Copy each line with the word "true" in it.

────────────────────────────────────────

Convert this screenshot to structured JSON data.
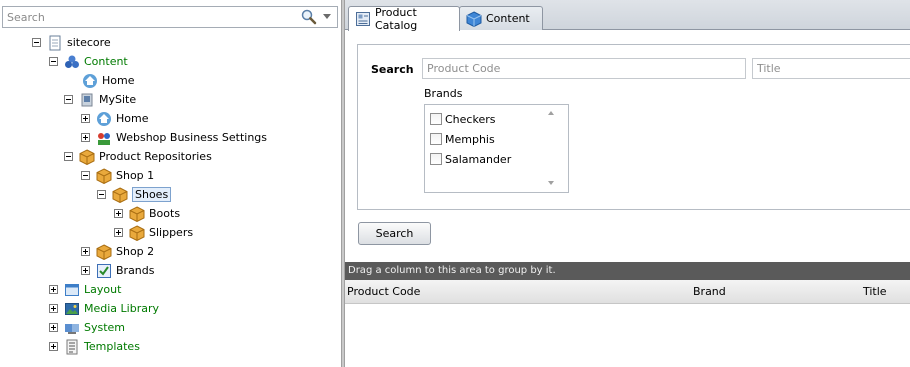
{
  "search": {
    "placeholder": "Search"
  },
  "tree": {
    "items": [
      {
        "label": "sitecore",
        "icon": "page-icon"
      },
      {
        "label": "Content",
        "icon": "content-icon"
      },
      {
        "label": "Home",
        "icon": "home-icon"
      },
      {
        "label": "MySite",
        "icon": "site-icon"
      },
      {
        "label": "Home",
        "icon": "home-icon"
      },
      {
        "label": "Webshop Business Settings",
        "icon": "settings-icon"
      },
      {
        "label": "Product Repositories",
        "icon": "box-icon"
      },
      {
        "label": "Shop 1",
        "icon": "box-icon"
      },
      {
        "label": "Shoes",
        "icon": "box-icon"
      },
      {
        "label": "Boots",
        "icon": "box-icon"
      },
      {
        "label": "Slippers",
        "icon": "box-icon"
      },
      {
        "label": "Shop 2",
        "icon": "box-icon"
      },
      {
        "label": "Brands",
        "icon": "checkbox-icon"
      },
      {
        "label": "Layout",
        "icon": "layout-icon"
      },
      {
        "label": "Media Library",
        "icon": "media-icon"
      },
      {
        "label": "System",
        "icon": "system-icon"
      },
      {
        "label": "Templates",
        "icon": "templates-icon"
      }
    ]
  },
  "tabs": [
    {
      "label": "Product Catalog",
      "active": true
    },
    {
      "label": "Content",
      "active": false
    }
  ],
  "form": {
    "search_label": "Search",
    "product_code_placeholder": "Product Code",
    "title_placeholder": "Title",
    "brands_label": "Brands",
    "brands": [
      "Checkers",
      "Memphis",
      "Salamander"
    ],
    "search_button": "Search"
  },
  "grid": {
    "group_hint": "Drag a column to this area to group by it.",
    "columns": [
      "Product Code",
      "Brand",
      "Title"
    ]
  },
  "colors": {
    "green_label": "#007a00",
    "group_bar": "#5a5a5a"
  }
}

────────────────────────────────────────

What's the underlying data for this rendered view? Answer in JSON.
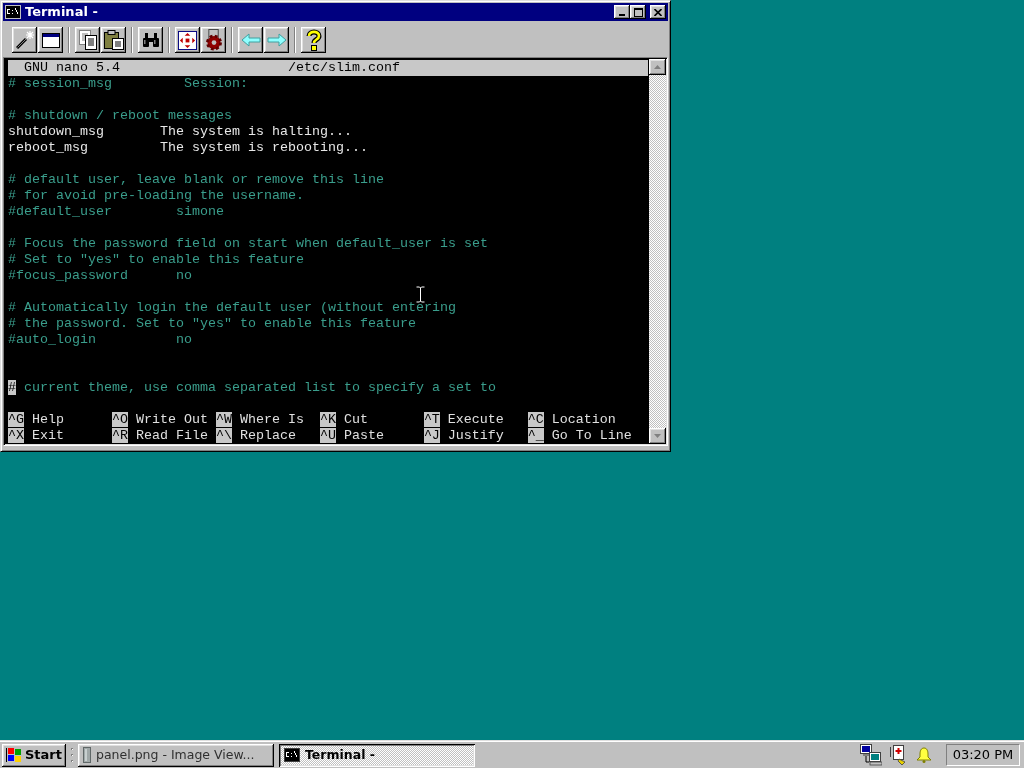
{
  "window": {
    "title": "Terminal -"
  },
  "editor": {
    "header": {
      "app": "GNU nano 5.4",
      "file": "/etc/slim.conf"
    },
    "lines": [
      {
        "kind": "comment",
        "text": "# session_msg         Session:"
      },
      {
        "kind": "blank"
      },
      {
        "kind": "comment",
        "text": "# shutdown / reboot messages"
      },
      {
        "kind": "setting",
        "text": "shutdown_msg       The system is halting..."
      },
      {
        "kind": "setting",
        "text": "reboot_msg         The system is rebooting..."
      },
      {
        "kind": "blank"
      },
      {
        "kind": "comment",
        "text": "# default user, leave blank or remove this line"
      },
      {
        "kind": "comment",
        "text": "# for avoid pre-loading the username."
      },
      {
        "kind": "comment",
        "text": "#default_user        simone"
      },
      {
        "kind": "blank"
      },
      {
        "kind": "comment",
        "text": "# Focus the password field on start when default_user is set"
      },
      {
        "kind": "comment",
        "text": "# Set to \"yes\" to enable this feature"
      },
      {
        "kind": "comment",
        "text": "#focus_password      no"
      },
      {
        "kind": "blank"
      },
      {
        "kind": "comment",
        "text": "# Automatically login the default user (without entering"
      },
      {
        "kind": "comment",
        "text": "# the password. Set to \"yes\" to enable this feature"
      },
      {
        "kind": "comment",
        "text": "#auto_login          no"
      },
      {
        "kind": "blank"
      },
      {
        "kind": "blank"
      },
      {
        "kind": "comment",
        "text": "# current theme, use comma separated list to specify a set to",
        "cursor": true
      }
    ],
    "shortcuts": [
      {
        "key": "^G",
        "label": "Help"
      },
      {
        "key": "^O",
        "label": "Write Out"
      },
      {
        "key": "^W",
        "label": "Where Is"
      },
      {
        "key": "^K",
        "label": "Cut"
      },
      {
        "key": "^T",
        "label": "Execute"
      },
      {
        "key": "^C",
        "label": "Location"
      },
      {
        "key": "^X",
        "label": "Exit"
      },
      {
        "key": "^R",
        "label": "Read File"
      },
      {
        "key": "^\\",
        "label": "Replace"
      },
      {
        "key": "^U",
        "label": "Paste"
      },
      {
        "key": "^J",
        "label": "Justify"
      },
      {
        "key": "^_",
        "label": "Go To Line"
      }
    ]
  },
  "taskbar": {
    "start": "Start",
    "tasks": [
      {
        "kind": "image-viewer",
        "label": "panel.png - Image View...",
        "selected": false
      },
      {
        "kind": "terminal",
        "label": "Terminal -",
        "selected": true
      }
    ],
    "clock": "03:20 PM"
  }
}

────────────────────────────────────────

- _COMPLETE RESPONSE_:
      "active": true
        "cursor": true
        "selected": true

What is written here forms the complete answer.